Exercise: In the material below, identify each line bearing the word "Selected". Reproduce those lines.

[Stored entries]
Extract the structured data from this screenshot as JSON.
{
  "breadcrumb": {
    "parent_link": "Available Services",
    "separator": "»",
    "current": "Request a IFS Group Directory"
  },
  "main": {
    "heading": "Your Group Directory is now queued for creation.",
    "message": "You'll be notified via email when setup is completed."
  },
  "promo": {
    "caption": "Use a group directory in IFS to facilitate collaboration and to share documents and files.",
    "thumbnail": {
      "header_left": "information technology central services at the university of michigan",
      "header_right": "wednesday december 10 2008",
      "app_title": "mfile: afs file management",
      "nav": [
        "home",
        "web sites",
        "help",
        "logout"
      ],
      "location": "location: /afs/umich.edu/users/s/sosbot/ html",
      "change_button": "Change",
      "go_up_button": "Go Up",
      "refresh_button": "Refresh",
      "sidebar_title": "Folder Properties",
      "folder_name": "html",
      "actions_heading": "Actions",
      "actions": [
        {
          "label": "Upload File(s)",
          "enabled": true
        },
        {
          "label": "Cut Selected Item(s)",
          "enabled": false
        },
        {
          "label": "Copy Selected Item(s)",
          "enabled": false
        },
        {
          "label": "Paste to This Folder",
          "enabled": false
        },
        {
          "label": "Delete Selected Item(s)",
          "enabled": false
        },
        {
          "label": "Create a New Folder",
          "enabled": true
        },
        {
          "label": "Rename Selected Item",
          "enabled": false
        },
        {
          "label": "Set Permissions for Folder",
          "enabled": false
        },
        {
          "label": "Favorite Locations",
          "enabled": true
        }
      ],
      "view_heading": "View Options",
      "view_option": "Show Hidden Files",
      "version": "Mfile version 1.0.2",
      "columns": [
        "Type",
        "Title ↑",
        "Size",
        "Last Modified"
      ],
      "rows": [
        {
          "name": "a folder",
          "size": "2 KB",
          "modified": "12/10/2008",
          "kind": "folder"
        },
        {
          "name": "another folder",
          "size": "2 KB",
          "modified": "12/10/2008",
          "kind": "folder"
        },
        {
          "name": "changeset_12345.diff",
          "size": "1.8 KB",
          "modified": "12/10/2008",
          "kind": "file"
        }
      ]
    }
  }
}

Complete response:
          "label": "Cut Selected Item(s)",
          "label": "Copy Selected Item(s)",
          "label": "Delete Selected Item(s)",
          "label": "Rename Selected Item",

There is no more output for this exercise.